PROBLEM DESCRIPTION: Copy every line of the listing exactly.

DATA PROVIDED:
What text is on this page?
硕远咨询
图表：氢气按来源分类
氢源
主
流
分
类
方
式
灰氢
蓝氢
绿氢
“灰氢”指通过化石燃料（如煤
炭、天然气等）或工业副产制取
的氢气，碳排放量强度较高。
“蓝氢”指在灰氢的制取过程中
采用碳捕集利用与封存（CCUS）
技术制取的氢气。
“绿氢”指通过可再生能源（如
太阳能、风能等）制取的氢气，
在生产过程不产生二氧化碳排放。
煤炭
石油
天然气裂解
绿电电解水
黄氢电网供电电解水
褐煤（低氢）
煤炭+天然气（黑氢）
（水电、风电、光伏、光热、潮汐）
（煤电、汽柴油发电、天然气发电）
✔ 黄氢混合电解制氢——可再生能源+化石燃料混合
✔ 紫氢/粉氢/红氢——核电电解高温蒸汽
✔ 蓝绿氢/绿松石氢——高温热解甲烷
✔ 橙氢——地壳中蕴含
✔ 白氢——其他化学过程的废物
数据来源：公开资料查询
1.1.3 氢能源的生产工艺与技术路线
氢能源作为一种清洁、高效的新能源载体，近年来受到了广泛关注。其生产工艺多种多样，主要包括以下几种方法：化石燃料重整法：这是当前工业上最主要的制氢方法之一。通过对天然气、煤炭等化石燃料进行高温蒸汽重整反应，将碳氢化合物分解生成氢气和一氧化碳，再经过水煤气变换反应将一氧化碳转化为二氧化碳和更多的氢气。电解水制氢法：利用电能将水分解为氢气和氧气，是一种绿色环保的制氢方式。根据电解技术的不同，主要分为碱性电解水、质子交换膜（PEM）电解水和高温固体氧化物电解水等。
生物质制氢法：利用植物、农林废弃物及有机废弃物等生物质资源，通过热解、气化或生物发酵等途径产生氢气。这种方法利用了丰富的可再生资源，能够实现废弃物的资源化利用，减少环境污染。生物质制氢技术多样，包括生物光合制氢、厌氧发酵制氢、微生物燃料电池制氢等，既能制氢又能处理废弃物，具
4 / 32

REPLY:
What text is on this page?
硕远咨询
图表：氢气按来源分类
氢源
主
流
分
类
方
式
灰氢
蓝氢
绿氢
“灰氢”指通过化石燃料（如煤
炭、天然气等）或工业副产制取
的氢气，碳排放量强度较高。
“蓝氢”指在灰氢的制取过程中
采用碳捕集利用与封存（CCUS）
技术制取的氢气。
“绿氢”指通过可再生能源（如
太阳能、风能等）制取的氢气，
在生产过程不产生二氧化碳排放。
煤炭
石油
天然气裂解
绿电电解水
黄氢电网供电电解水
褐煤（低氢）
煤炭+天然气（黑氢）
（水电、风电、光伏、光热、潮汐）
（煤电、汽柴油发电、天然气发电）
✔ 黄氢混合电解制氢——可再生能源+化石燃料混合
✔ 紫氢/粉氢/红氢——核电电解高温蒸汽
✔ 蓝绿氢/绿松石氢——高温热解甲烷
✔ 橙氢——地壳中蕴含
✔ 白氢——其他化学过程的废物
数据来源：公开资料查询
1.1.3 氢能源的生产工艺与技术路线
氢能源作为一种清洁、高效的新能源载体，近年来受到了广泛关注。其生产工艺多种多样，主要包括以下几种方法：化石燃料重整法：这是当前工业上最主要的制氢方法之一。通过对天然气、煤炭等化石燃料进行高温蒸汽重整反应，将碳氢化合物分解生成氢气和一氧化碳，再经过水煤气变换反应将一氧化碳转化为二氧化碳和更多的氢气。电解水制氢法：利用电能将水分解为氢气和氧气，是一种绿色环保的制氢方式。根据电解技术的不同，主要分为碱性电解水、质子交换膜（PEM）电解水和高温固体氧化物电解水等。
生物质制氢法：利用植物、农林废弃物及有机废弃物等生物质资源，通过热解、气化或生物发酵等途径产生氢气。这种方法利用了丰富的可再生资源，能够实现废弃物的资源化利用，减少环境污染。生物质制氢技术多样，包括生物光合制氢、厌氧发酵制氢、微生物燃料电池制氢等，既能制氢又能处理废弃物，具
4 / 32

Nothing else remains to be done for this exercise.